# START OF Material shown

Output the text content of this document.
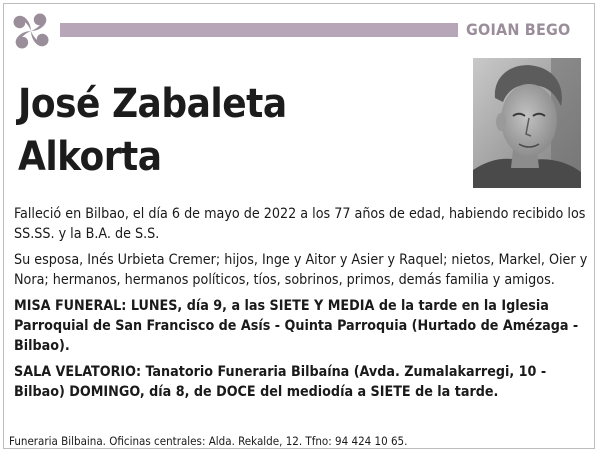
GOIAN BEGO
José Zabaleta
Alkorta

Falleció en Bilbao, el día 6 de mayo de 2022 a los 77 años de edad, habiendo recibido los SS.SS. y la B.A. de S.S.

Su esposa, Inés Urbieta Cremer; hijos, Inge y Aitor y Asier y Raquel; nietos, Markel, Oier y Nora; hermanos, hermanos políticos, tíos, sobrinos, primos, demás familia y amigos.

MISA FUNERAL: LUNES, día 9, a las SIETE Y MEDIA de la tarde en la Iglesia Parroquial de San Francisco de Asís - Quinta Parroquia (Hurtado de Amézaga - Bilbao).

SALA VELATORIO: Tanatorio Funeraria Bilbaína (Avda. Zumalakarregi, 10 - Bilbao) DOMINGO, día 8, de DOCE del mediodía a SIETE de la tarde.

Funeraria Bilbaina. Oficinas centrales: Alda. Rekalde, 12. Tfno: 94 424 10 65.
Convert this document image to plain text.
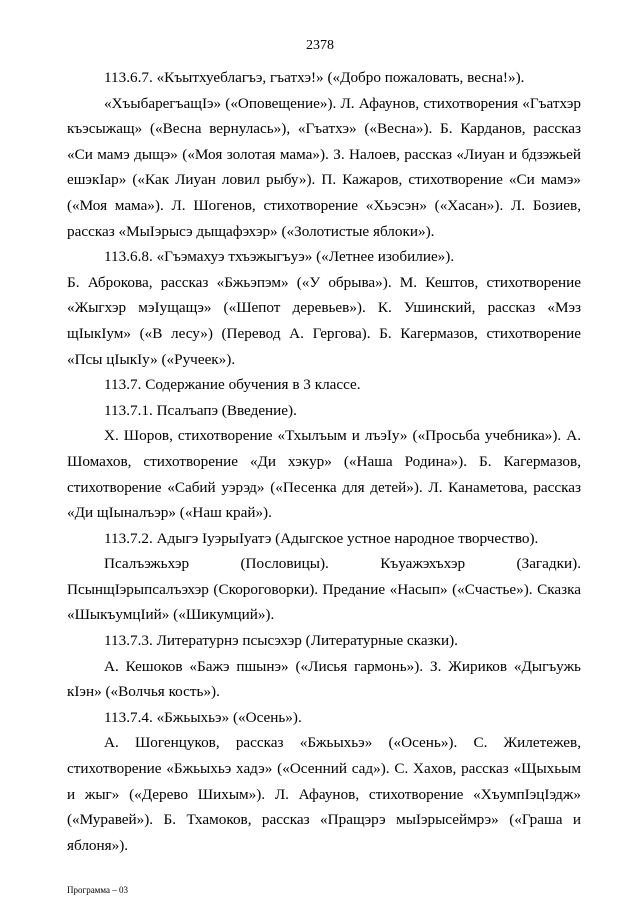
2378

113.6.7. «Къытхуеблагъэ, гъатхэ!» («Добро пожаловать, весна!»).

«ХъыбарегъащIэ» («Оповещение»). Л. Афаунов, стихотворения «Гъатхэр къэсыжащ» («Весна вернулась»), «Гъатхэ» («Весна»). Б. Карданов, рассказ «Си мамэ дыщэ» («Моя золотая мама»). З. Налоев, рассказ «Лиуан и бдзэжьей ешэкIар» («Как Лиуан ловил рыбу»). П. Кажаров, стихотворение «Си мамэ» («Моя мама»). Л. Шогенов, стихотворение «Хьэсэн» («Хасан»). Л. Бозиев, рассказ «МыIэрысэ дыщафэхэр» («Золотистые яблоки»).

113.6.8. «Гъэмахуэ тхъэжыгъуэ» («Летнее изобилие»).

Б. Аброкова, рассказ «Бжьэпэм» («У обрыва»). М. Кештов, стихотворение «Жыгхэр мэIущащэ» («Шепот деревьев»). К. Ушинский, рассказ «Мэз щIыкIум» («В лесу») (Перевод А. Гергова). Б. Кагермазов, стихотворение «Псы цIыкIу» («Ручеек»).

113.7. Содержание обучения в 3 классе.

113.7.1. Псалъапэ (Введение).

Х. Шоров, стихотворение «Тхылъым и лъэIу» («Просьба учебника»). А. Шомахов, стихотворение «Ди хэкур» («Наша Родина»). Б. Кагермазов, стихотворение «Сабий уэрэд» («Песенка для детей»). Л. Канаметова, рассказ «Ди щIыналъэр» («Наш край»).

113.7.2. Адыгэ IуэрыIуатэ (Адыгское устное народное творчество).

Псалъэжьхэр (Пословицы). Къуажэхъхэр (Загадки). ПсынщIэрыпсалъэхэр (Скороговорки). Предание «Насып» («Счастье»). Сказка «ШыкъумцIий» («Шикумций»).

113.7.3. Литературнэ псысэхэр (Литературные сказки).

А. Кешоков «Бажэ пшынэ» («Лисья гармонь»). З. Жириков «Дыгъужь кIэн» («Волчья кость»).

113.7.4. «Бжьыхьэ» («Осень»).

А. Шогенцуков, рассказ «Бжьыхьэ» («Осень»). С. Жилетежев, стихотворение «Бжьыхьэ хадэ» («Осенний сад»). С. Хахов, рассказ «Щыхьым и жыг» («Дерево Шихым»). Л. Афаунов, стихотворение «ХъумпIэцIэдж» («Муравей»). Б. Тхамоков, рассказ «Пращэрэ мыIэрысеймрэ» («Граша и яблоня»).

Программа – 03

# END OF Material shown

**Given problem**
Write out the lines of the material from the one containing "Convert this document image to plain text." through the last, exactly and only those. Leave every picture out.

**Exercise answer**
Convert this document image to plain text.
2378

113.6.7. «Къытхуеблагъэ, гъатхэ!» («Добро пожаловать, весна!»).

«ХъыбарегъащIэ» («Оповещение»). Л. Афаунов, стихотворения «Гъатхэр къэсыжащ» («Весна вернулась»), «Гъатхэ» («Весна»). Б. Карданов, рассказ «Си мамэ дыщэ» («Моя золотая мама»). З. Налоев, рассказ «Лиуан и бдзэжьей ешэкIар» («Как Лиуан ловил рыбу»). П. Кажаров, стихотворение «Си мамэ» («Моя мама»). Л. Шогенов, стихотворение «Хьэсэн» («Хасан»). Л. Бозиев, рассказ «МыIэрысэ дыщафэхэр» («Золотистые яблоки»).

113.6.8. «Гъэмахуэ тхъэжыгъуэ» («Летнее изобилие»).

Б. Аброкова, рассказ «Бжьэпэм» («У обрыва»). М. Кештов, стихотворение «Жыгхэр мэIущащэ» («Шепот деревьев»). К. Ушинский, рассказ «Мэз щIыкIум» («В лесу») (Перевод А. Гергова). Б. Кагермазов, стихотворение «Псы цIыкIу» («Ручеек»).

113.7. Содержание обучения в 3 классе.

113.7.1. Псалъапэ (Введение).

Х. Шоров, стихотворение «Тхылъым и лъэIу» («Просьба учебника»). А. Шомахов, стихотворение «Ди хэкур» («Наша Родина»). Б. Кагермазов, стихотворение «Сабий уэрэд» («Песенка для детей»). Л. Канаметова, рассказ «Ди щIыналъэр» («Наш край»).

113.7.2. Адыгэ IуэрыIуатэ (Адыгское устное народное творчество).

Псалъэжьхэр (Пословицы). Къуажэхъхэр (Загадки). ПсынщIэрыпсалъэхэр (Скороговорки). Предание «Насып» («Счастье»). Сказка «ШыкъумцIий» («Шикумций»).

113.7.3. Литературнэ псысэхэр (Литературные сказки).

А. Кешоков «Бажэ пшынэ» («Лисья гармонь»). З. Жириков «Дыгъужь кIэн» («Волчья кость»).

113.7.4. «Бжьыхьэ» («Осень»).

А. Шогенцуков, рассказ «Бжьыхьэ» («Осень»). С. Жилетежев, стихотворение «Бжьыхьэ хадэ» («Осенний сад»). С. Хахов, рассказ «Щыхьым и жыг» («Дерево Шихым»). Л. Афаунов, стихотворение «ХъумпIэцIэдж» («Муравей»). Б. Тхамоков, рассказ «Пращэрэ мыIэрысеймрэ» («Граша и яблоня»).

Программа – 03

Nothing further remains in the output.